* begin Listed entries *
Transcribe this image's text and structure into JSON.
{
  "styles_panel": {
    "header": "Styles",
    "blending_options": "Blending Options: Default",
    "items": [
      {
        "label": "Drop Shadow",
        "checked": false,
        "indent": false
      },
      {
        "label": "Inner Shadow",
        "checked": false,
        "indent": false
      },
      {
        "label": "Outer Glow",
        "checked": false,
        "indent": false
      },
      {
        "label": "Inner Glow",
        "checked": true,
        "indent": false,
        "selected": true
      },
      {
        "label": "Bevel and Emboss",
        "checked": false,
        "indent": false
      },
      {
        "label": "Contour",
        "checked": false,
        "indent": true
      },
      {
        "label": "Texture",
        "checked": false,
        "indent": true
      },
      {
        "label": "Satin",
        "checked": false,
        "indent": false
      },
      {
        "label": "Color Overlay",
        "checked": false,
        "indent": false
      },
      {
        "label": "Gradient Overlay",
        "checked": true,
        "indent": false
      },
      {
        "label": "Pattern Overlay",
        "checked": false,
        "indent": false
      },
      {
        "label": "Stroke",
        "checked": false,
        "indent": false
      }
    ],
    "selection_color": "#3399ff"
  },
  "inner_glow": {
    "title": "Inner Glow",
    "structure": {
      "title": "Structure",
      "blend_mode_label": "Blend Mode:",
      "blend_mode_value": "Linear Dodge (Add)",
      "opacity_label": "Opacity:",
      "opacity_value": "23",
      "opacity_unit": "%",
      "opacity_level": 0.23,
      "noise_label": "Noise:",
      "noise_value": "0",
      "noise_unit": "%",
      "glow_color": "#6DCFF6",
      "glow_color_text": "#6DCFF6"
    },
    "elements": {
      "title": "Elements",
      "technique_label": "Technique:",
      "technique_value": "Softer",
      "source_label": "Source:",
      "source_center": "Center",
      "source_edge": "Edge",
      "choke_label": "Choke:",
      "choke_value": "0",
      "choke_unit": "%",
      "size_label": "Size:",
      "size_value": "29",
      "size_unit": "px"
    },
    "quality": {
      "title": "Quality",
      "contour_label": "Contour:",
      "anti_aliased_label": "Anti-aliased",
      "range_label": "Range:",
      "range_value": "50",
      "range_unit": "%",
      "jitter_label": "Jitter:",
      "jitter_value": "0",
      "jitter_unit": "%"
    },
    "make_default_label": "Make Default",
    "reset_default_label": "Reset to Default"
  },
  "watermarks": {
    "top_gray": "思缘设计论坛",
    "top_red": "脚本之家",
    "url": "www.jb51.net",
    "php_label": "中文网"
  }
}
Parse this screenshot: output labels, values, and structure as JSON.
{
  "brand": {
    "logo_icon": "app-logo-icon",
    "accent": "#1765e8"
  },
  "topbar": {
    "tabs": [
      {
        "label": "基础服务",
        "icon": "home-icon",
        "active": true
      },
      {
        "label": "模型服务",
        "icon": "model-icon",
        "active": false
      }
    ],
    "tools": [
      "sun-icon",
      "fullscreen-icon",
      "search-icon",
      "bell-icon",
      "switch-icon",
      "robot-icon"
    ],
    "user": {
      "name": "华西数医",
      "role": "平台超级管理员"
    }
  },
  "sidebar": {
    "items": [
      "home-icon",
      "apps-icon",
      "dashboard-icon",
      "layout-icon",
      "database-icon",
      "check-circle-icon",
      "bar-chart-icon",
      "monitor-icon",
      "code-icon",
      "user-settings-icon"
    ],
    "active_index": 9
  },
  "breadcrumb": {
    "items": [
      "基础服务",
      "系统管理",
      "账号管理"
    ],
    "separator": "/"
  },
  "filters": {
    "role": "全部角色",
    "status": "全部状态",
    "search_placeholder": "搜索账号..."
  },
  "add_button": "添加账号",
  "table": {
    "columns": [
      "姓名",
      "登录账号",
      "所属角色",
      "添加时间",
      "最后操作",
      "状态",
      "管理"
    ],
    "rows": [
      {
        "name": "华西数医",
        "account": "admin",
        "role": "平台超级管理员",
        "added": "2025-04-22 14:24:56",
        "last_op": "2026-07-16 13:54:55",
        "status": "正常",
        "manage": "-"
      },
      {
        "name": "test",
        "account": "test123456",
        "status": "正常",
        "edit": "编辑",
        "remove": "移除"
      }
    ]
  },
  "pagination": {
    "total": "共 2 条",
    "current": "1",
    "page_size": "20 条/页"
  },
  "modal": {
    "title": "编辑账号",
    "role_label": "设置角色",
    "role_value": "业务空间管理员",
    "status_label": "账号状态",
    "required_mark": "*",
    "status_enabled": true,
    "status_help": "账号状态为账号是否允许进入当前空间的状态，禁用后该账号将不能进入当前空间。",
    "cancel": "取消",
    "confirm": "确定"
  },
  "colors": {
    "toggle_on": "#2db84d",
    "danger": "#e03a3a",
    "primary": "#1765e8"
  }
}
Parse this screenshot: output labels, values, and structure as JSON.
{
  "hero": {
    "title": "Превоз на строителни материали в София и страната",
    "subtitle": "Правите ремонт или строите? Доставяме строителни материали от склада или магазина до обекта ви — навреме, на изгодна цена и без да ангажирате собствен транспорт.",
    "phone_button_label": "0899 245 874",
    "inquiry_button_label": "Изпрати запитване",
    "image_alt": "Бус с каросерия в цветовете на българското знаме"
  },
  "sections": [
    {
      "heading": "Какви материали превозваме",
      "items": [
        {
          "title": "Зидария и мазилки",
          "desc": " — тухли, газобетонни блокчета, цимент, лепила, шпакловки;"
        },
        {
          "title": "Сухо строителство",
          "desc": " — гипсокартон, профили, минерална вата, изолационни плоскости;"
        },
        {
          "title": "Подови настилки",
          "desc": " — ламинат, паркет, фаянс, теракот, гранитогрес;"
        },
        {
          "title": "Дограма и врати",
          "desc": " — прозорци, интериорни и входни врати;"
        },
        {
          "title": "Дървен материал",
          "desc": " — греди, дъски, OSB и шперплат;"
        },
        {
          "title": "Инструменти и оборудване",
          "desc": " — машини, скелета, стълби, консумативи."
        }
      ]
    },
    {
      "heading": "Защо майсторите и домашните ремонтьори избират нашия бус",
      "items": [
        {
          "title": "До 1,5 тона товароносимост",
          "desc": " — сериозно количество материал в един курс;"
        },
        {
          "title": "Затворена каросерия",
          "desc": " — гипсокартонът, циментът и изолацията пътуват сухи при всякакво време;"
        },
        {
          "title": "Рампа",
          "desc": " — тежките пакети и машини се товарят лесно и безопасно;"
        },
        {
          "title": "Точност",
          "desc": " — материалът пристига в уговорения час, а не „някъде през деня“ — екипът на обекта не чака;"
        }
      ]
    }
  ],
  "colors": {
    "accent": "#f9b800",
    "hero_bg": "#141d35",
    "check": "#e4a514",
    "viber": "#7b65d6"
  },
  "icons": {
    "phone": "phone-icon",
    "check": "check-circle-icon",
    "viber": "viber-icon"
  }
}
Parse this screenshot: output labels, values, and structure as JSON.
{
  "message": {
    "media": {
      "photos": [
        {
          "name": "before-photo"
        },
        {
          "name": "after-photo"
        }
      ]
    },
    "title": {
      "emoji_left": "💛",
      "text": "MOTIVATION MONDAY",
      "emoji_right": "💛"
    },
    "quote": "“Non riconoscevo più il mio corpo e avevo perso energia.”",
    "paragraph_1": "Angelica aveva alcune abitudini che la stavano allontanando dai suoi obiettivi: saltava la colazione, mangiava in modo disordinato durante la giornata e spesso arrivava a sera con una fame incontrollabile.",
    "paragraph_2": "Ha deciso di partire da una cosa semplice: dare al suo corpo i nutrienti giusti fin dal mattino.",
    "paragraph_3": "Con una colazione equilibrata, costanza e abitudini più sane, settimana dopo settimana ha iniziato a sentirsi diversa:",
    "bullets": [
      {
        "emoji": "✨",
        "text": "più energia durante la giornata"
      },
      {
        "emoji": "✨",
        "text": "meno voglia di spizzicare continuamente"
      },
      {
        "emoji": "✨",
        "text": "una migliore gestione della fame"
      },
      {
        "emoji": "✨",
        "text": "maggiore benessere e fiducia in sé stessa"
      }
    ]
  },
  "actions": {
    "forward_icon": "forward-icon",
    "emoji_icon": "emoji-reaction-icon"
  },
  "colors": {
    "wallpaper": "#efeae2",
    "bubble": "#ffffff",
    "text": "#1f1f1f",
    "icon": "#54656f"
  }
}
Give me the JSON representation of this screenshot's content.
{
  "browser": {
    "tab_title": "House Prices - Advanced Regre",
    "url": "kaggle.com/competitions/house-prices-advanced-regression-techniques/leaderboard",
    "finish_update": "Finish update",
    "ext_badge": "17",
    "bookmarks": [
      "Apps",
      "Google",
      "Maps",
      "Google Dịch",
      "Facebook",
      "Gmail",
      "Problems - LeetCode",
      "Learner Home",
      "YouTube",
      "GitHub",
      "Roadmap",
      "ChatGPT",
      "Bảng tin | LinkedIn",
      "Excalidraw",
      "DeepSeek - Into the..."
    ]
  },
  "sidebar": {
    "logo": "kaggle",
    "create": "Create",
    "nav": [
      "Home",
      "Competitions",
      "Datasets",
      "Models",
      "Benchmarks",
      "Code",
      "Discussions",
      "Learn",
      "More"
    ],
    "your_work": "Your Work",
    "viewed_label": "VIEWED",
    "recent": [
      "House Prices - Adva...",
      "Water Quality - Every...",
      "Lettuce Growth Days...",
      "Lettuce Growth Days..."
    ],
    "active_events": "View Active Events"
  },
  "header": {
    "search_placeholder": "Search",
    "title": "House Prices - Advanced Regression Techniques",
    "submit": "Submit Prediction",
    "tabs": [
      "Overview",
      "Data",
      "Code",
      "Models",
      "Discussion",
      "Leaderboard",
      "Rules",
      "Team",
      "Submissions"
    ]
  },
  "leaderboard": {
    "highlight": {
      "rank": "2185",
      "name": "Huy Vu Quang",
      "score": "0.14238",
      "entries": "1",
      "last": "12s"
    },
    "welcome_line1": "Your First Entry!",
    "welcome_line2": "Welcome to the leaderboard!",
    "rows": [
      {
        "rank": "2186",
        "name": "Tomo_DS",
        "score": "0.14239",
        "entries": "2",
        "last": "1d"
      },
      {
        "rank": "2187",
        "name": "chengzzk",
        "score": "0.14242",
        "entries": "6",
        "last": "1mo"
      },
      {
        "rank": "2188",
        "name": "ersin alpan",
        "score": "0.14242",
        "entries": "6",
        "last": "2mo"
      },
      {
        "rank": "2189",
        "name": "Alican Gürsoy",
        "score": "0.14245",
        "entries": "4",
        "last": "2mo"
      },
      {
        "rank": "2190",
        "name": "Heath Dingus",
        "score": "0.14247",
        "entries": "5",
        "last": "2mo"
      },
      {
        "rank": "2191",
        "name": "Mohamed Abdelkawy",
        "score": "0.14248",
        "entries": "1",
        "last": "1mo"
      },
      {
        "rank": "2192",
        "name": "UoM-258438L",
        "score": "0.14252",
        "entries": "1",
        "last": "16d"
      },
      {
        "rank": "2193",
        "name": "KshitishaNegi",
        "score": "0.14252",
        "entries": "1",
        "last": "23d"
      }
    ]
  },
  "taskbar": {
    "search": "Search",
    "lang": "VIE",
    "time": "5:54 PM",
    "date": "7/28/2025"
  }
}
* end Listed entries *
▸ What you should do
Search the records for the word "Contour", then list every line that has it.

▸ Task answer
        "label": "Contour",
      "contour_label": "Contour:",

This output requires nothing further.